Set task — Within the material below, find each line bearing the word "Ronald" and present it.

Items from a dataset —
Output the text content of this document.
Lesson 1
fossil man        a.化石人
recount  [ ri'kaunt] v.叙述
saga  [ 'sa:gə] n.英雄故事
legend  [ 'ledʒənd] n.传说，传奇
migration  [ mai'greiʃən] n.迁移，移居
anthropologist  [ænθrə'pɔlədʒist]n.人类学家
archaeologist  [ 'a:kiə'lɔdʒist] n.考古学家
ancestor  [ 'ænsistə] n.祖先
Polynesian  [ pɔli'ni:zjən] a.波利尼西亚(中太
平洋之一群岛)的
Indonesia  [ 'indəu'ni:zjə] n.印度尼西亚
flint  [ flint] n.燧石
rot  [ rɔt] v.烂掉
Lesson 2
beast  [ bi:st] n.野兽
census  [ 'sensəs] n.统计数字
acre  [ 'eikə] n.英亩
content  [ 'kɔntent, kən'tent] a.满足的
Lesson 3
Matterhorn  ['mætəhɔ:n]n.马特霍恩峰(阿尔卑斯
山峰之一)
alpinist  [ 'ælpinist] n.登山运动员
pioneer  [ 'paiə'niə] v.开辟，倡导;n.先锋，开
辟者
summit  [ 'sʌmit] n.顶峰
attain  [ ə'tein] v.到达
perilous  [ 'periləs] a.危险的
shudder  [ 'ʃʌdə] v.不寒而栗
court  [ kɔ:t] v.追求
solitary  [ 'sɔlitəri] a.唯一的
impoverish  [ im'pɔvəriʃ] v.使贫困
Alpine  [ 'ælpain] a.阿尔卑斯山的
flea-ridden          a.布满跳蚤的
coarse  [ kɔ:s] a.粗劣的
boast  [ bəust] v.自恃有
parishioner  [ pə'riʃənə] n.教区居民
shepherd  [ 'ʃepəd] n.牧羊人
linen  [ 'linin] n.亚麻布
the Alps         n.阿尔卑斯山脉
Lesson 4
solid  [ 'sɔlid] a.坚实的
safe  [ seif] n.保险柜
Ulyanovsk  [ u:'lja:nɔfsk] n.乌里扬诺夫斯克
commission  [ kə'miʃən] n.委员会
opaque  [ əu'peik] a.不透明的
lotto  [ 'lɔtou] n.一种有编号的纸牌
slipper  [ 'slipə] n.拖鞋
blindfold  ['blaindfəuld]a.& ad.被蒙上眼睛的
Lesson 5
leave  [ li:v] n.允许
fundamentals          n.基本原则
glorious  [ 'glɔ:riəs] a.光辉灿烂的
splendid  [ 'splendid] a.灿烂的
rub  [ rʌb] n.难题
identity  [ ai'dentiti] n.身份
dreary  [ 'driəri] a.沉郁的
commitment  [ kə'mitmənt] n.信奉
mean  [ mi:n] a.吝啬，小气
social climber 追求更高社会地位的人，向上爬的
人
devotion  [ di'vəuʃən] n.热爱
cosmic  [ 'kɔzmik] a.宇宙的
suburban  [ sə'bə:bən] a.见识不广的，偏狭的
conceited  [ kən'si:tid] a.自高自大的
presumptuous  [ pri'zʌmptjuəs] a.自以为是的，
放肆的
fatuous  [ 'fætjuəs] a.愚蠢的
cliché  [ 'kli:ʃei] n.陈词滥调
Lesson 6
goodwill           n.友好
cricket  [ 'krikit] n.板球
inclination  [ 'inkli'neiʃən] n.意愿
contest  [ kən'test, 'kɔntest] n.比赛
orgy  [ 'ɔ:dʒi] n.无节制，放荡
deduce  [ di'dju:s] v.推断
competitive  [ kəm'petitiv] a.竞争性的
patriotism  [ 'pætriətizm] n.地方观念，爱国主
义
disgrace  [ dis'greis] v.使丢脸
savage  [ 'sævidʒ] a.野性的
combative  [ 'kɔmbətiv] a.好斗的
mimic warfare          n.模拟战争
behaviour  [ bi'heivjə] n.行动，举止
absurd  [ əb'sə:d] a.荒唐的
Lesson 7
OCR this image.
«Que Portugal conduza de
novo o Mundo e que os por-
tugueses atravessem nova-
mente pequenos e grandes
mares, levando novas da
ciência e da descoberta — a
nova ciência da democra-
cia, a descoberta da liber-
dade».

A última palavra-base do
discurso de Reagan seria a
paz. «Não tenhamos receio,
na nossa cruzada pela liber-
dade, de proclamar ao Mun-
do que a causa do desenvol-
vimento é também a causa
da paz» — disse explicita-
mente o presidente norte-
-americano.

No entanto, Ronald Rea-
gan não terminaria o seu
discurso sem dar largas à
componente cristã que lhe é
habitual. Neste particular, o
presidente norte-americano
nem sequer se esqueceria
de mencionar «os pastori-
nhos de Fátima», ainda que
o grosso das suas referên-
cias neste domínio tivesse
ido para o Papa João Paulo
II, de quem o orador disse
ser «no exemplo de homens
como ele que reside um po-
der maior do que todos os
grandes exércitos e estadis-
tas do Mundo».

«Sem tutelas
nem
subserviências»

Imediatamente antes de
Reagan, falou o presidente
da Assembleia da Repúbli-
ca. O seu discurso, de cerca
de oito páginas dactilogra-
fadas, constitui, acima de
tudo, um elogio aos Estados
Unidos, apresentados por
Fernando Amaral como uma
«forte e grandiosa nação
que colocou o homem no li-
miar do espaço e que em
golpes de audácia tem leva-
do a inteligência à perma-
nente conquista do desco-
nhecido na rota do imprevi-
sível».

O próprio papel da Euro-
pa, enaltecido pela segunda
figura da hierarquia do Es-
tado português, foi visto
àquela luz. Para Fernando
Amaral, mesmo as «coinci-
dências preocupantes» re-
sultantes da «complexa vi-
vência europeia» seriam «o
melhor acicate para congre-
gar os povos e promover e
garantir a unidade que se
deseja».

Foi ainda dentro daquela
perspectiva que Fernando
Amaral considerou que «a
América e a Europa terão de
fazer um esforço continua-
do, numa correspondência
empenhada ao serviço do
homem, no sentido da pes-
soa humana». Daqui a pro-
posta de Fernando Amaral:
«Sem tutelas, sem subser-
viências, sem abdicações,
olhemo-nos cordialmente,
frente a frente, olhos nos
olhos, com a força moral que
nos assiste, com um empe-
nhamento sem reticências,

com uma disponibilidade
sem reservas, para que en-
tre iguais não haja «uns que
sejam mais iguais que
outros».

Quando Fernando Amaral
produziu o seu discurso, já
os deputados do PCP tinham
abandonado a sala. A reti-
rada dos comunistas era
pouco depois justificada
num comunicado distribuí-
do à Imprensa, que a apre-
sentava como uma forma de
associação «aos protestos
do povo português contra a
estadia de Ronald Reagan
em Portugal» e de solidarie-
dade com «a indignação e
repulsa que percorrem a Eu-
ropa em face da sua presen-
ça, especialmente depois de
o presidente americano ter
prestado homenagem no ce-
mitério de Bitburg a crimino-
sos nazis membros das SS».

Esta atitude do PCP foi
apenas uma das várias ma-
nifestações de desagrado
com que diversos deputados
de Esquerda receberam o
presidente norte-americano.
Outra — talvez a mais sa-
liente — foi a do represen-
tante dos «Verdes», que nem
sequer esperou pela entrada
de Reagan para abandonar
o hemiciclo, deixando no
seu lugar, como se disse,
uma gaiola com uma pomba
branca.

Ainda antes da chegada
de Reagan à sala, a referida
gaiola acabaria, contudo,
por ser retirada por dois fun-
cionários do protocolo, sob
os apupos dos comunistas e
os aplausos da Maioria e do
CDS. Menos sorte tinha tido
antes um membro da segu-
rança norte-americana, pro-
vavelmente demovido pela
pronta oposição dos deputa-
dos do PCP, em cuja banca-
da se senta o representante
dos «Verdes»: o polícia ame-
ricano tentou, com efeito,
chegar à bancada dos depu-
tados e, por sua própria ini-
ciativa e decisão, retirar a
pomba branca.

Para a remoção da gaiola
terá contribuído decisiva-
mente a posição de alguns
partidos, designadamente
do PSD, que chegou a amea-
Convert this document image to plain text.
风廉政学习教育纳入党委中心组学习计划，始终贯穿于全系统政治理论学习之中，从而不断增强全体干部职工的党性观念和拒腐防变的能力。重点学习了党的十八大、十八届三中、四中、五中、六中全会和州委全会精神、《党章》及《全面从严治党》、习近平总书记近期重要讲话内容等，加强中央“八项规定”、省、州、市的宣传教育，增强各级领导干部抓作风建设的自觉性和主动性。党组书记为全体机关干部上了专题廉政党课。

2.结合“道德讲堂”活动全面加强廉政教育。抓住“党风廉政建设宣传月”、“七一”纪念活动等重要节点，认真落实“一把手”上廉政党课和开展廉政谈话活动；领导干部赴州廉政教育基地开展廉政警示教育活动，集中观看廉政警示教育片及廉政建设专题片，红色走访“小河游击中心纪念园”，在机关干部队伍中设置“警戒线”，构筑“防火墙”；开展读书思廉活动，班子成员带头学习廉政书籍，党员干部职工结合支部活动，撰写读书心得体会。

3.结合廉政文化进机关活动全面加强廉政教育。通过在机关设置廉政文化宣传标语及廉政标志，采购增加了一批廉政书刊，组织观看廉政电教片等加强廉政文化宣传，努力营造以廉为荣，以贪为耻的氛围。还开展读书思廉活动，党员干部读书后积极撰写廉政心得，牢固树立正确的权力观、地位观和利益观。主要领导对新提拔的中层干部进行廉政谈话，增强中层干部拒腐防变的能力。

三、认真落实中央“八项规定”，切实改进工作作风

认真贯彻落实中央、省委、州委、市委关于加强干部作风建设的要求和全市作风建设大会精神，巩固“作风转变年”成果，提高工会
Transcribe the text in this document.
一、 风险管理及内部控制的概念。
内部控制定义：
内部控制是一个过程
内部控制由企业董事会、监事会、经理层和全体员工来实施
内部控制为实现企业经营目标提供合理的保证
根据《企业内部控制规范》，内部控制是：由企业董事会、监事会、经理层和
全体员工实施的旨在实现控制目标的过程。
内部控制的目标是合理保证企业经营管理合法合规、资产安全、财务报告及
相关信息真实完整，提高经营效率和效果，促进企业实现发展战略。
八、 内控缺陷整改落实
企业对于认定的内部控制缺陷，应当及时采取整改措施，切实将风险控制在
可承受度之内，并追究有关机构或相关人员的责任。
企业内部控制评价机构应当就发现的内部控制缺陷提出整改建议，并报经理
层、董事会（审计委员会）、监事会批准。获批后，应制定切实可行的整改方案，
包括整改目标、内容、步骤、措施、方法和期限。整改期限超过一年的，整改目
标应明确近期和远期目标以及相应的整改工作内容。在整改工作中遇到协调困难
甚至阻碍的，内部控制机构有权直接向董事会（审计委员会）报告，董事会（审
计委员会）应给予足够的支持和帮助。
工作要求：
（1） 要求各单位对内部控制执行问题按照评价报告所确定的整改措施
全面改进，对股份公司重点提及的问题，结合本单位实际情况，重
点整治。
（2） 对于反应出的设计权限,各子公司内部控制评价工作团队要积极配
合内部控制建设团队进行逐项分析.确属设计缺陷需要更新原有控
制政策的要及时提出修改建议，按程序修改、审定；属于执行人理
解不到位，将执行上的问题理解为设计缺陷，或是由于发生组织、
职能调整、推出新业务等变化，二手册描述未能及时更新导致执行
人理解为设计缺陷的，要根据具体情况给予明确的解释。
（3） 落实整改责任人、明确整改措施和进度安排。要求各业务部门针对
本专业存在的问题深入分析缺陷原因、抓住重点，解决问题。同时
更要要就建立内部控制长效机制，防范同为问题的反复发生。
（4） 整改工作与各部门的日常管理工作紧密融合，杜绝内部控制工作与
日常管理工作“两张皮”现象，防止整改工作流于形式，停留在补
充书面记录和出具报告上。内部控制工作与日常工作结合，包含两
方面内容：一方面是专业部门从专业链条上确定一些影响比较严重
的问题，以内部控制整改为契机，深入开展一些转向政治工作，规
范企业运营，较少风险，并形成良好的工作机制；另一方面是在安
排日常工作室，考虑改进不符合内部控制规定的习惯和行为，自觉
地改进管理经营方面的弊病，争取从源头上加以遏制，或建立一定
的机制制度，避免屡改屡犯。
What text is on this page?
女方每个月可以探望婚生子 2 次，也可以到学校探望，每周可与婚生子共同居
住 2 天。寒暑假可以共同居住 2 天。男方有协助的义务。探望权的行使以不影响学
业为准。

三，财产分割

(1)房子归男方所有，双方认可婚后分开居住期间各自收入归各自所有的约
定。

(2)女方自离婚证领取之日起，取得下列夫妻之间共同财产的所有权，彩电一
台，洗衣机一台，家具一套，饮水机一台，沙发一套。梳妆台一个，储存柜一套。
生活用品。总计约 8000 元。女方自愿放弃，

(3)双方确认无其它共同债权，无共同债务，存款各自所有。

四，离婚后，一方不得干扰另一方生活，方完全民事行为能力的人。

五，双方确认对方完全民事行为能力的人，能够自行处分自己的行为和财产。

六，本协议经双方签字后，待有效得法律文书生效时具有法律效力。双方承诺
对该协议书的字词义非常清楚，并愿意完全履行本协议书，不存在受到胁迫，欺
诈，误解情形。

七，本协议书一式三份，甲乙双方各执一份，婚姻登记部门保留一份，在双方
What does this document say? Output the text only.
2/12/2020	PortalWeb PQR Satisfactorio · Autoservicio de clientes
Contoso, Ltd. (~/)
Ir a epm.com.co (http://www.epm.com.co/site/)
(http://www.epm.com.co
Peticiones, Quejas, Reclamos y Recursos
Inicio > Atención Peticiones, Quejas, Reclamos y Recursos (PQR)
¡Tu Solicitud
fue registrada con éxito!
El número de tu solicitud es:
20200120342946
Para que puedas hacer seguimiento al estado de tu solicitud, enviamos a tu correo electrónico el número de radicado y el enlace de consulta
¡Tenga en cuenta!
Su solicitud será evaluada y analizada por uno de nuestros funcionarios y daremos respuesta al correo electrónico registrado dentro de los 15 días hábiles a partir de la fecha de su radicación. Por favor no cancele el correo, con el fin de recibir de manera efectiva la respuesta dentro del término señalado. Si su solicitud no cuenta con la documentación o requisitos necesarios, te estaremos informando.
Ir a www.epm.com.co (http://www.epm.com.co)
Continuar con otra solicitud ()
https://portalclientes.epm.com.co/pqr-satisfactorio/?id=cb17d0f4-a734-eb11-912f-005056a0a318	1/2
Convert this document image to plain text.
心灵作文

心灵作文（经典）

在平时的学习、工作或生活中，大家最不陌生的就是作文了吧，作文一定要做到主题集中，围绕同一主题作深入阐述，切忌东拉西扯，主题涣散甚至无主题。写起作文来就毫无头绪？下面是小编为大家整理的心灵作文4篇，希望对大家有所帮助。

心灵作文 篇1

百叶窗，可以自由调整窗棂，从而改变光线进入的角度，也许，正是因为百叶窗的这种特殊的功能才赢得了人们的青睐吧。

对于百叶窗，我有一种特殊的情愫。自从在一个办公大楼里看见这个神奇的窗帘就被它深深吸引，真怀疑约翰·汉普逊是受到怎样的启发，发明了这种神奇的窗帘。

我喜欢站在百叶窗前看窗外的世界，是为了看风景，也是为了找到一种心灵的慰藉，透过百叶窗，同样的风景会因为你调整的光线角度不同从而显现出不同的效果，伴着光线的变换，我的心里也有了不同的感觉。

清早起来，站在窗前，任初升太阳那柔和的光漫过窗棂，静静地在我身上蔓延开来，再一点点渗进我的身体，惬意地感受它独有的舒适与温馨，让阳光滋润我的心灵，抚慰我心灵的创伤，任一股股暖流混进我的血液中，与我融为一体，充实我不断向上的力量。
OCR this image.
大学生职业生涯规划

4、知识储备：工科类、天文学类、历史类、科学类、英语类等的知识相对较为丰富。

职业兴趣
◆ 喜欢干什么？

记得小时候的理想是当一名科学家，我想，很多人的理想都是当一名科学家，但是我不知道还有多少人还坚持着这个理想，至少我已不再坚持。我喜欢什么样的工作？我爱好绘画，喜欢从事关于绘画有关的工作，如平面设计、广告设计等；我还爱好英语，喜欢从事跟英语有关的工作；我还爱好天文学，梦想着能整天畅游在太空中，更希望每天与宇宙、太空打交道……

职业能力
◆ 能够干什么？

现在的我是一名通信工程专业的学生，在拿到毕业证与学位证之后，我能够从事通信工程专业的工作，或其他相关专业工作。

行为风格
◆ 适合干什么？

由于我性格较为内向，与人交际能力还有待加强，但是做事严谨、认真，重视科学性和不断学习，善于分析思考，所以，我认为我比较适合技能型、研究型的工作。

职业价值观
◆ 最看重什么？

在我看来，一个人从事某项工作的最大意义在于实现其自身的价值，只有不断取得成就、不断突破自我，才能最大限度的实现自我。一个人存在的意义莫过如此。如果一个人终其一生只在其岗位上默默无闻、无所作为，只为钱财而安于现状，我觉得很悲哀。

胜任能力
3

Solution —
No entanto, Ronald Rea-
estadia de Ronald Reagan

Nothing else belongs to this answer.